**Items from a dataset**
═══

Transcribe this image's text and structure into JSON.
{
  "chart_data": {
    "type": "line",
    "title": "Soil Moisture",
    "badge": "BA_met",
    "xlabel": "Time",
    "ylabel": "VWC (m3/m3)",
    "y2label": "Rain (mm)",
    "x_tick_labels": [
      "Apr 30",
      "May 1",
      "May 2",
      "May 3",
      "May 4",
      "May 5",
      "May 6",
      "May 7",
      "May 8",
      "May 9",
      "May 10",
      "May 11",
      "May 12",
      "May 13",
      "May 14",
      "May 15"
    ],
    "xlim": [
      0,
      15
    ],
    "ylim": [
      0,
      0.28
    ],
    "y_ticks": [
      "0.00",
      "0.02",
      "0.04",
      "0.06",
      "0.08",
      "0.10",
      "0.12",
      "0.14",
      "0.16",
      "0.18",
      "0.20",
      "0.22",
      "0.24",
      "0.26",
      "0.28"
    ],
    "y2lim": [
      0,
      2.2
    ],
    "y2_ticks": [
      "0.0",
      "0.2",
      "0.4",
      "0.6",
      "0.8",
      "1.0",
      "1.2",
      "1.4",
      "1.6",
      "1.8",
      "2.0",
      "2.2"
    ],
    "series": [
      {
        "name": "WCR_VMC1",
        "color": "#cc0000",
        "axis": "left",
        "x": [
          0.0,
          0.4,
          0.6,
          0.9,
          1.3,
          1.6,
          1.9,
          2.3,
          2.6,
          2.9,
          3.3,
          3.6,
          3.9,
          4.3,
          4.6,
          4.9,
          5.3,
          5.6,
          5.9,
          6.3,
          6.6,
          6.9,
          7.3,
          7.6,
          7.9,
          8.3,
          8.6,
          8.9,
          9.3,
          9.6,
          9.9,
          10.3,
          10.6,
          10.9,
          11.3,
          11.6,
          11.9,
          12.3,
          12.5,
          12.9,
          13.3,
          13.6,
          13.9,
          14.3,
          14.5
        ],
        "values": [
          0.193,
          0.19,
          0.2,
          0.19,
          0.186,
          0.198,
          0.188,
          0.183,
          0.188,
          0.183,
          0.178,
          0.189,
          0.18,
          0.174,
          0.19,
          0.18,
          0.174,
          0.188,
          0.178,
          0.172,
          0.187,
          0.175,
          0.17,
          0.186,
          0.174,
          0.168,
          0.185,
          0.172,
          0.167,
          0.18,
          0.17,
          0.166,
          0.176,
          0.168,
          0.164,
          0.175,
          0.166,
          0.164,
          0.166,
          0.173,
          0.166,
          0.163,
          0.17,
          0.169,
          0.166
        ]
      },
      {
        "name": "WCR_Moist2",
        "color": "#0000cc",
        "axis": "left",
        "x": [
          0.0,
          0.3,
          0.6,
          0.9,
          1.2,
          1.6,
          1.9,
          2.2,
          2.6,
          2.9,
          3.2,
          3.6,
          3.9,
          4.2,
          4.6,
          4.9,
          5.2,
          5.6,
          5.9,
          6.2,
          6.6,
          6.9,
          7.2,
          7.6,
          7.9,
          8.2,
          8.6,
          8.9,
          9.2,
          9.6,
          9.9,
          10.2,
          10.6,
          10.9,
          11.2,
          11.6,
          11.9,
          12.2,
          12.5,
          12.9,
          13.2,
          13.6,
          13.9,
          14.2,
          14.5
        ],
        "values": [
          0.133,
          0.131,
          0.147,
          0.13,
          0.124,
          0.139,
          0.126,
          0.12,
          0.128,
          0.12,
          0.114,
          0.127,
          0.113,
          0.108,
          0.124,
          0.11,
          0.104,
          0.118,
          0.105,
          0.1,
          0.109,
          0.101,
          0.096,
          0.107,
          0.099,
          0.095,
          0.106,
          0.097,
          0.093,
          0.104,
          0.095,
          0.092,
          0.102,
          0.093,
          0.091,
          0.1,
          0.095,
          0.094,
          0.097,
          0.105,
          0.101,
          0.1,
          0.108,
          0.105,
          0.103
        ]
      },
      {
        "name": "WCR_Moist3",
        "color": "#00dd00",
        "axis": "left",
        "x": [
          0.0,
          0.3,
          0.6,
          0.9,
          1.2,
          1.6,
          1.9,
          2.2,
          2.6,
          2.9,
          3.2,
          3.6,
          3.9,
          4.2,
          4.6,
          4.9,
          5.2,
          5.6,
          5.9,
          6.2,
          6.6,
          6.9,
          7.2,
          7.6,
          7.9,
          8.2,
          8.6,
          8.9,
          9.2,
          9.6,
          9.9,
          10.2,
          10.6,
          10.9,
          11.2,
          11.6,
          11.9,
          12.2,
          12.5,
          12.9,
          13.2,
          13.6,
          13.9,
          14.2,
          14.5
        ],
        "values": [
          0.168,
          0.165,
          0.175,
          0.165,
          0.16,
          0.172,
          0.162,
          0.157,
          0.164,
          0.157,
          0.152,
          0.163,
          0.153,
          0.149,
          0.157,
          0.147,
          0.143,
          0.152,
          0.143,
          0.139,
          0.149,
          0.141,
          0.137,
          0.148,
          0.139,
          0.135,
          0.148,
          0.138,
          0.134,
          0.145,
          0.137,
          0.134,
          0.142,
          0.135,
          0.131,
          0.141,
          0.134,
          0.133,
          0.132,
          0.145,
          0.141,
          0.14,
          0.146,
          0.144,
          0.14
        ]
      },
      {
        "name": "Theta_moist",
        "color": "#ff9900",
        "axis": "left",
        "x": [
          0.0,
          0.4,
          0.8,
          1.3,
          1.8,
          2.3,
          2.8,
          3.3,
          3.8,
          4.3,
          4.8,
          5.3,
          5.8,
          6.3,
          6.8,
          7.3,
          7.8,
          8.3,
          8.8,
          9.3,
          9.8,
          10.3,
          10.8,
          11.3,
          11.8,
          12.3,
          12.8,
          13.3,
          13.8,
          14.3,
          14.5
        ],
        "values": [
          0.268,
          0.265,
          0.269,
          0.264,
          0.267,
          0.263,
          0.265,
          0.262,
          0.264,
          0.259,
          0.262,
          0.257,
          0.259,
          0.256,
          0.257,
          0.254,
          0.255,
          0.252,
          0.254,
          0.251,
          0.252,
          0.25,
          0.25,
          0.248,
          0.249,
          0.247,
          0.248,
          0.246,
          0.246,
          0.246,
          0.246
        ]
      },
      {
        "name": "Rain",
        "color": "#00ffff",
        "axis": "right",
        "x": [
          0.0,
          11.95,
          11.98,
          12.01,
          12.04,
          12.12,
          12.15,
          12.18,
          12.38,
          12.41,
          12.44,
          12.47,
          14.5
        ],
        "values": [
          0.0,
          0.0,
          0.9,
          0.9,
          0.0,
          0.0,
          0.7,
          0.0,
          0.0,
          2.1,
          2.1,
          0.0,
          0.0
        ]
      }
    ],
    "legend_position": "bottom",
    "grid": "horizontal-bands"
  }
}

═══

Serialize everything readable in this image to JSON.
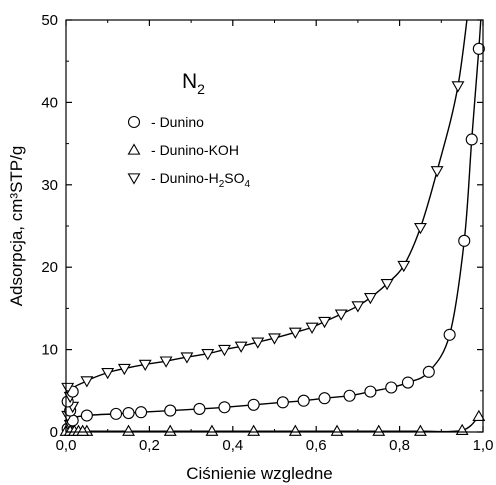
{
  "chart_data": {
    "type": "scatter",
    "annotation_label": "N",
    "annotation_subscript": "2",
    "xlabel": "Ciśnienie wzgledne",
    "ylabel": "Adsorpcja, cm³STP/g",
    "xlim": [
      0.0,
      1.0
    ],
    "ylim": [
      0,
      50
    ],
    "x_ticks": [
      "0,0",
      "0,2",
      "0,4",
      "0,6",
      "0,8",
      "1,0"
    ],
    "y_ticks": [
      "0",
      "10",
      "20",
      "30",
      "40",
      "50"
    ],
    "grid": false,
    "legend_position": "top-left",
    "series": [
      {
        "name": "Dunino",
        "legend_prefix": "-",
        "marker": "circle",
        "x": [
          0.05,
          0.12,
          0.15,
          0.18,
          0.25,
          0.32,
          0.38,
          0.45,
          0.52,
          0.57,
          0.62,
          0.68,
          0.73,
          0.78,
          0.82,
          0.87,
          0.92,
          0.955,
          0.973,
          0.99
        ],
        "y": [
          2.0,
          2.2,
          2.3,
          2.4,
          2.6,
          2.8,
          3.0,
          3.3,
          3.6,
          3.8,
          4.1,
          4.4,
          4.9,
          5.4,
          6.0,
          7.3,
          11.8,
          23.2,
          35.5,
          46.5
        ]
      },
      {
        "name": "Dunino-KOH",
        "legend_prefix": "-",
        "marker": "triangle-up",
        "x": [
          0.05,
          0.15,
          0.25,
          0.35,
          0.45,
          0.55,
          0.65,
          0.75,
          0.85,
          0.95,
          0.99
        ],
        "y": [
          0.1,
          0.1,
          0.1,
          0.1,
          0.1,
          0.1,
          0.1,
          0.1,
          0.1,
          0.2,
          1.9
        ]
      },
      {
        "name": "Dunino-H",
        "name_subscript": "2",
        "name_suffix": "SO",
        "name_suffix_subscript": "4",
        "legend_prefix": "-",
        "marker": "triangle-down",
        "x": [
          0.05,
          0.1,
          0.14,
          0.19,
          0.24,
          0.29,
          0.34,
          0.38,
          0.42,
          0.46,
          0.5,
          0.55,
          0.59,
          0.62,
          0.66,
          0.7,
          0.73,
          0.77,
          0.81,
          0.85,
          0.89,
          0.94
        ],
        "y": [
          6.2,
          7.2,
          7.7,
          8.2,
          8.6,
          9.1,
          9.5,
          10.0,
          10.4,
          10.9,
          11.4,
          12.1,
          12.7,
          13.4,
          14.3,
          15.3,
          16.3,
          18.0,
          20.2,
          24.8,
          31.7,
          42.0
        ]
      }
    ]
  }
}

═══

**EXERCISE**
Pull out all lines from the entries above that include the word "JSON".

**WRITTEN REPLY**
Transcribe this image's text and structure into JSON.
Serialize everything readable in this image to JSON.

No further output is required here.